* [WORK TO BE COMPLETED]:
Print every entry word for word, but omit the pictures.

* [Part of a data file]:
— START —

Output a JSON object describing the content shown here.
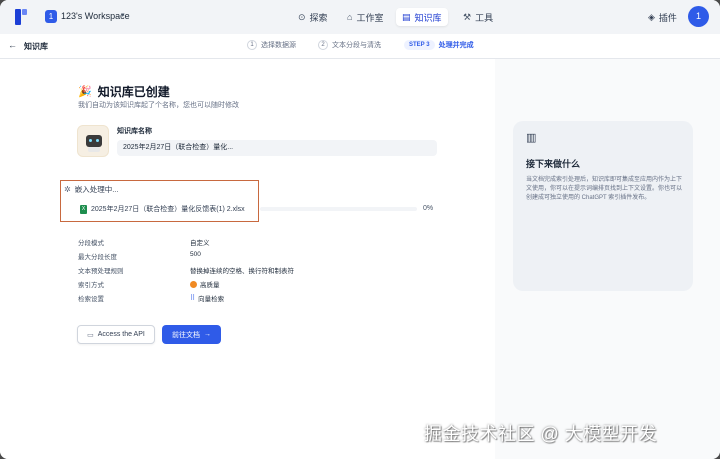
{
  "topbar": {
    "workspace_badge": "1",
    "workspace_name": "123's Workspace",
    "nav": [
      {
        "label": "探索",
        "icon": "explore-icon"
      },
      {
        "label": "工作室",
        "icon": "studio-icon"
      },
      {
        "label": "知识库",
        "icon": "knowledge-icon",
        "active": true
      },
      {
        "label": "工具",
        "icon": "tools-icon"
      }
    ],
    "plugin_label": "插件",
    "avatar_letter": "1"
  },
  "subheader": {
    "title": "知识库",
    "steps": [
      {
        "num": "1",
        "label": "选择数据源"
      },
      {
        "num": "2",
        "label": "文本分段与清洗"
      },
      {
        "tag": "STEP 3",
        "label": "处理并完成"
      }
    ]
  },
  "main": {
    "done_icon": "🎉",
    "done_title": "知识库已创建",
    "done_sub": "我们自动为该知识库起了个名称，您也可以随时修改",
    "name_label": "知识库名称",
    "name_value": "2025年2月27日（联合检查）量化...",
    "embed_status": "嵌入处理中...",
    "file_name": "2025年2月27日（联合检查）量化反馈表(1) 2.xlsx",
    "progress_pct": "0%",
    "progress_value": 0,
    "info": [
      {
        "label": "分段模式",
        "value": "自定义"
      },
      {
        "label": "最大分段长度",
        "value": "500"
      },
      {
        "label": "文本预处理规则",
        "value": "替换掉连续的空格、换行符和制表符"
      },
      {
        "label": "索引方式",
        "value": "高质量"
      },
      {
        "label": "检索设置",
        "value": "向量检索"
      }
    ],
    "api_button": "Access the API",
    "doc_button": "前往文档"
  },
  "aside": {
    "title": "接下来做什么",
    "body": "当文档完成索引处理后，知识库即可集成至应用内作为上下文使用，你可以在提示词编排页找到上下文设置。你也可以创建成可独立使用的 ChatGPT 索引插件发布。"
  },
  "watermark": "掘金技术社区 @ 大模型开发",
  "colors": {
    "accent": "#2f5be8",
    "highlight_border": "#c8693f"
  }
}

— END —

* [WRITTEN RESPONSE]:
Output a JSON object describing the content shown here.
{
  "topbar": {
    "workspace_badge": "1",
    "workspace_name": "123's Workspace",
    "nav": [
      {
        "label": "探索",
        "icon": "explore-icon"
      },
      {
        "label": "工作室",
        "icon": "studio-icon"
      },
      {
        "label": "知识库",
        "icon": "knowledge-icon",
        "active": true
      },
      {
        "label": "工具",
        "icon": "tools-icon"
      }
    ],
    "plugin_label": "插件",
    "avatar_letter": "1"
  },
  "subheader": {
    "title": "知识库",
    "steps": [
      {
        "num": "1",
        "label": "选择数据源"
      },
      {
        "num": "2",
        "label": "文本分段与清洗"
      },
      {
        "tag": "STEP 3",
        "label": "处理并完成"
      }
    ]
  },
  "main": {
    "done_icon": "🎉",
    "done_title": "知识库已创建",
    "done_sub": "我们自动为该知识库起了个名称，您也可以随时修改",
    "name_label": "知识库名称",
    "name_value": "2025年2月27日（联合检查）量化...",
    "embed_status": "嵌入处理中...",
    "file_name": "2025年2月27日（联合检查）量化反馈表(1) 2.xlsx",
    "progress_pct": "0%",
    "progress_value": 0,
    "info": [
      {
        "label": "分段模式",
        "value": "自定义"
      },
      {
        "label": "最大分段长度",
        "value": "500"
      },
      {
        "label": "文本预处理规则",
        "value": "替换掉连续的空格、换行符和制表符"
      },
      {
        "label": "索引方式",
        "value": "高质量"
      },
      {
        "label": "检索设置",
        "value": "向量检索"
      }
    ],
    "api_button": "Access the API",
    "doc_button": "前往文档"
  },
  "aside": {
    "title": "接下来做什么",
    "body": "当文档完成索引处理后，知识库即可集成至应用内作为上下文使用，你可以在提示词编排页找到上下文设置。你也可以创建成可独立使用的 ChatGPT 索引插件发布。"
  },
  "watermark": "掘金技术社区 @ 大模型开发",
  "colors": {
    "accent": "#2f5be8",
    "highlight_border": "#c8693f"
  }
}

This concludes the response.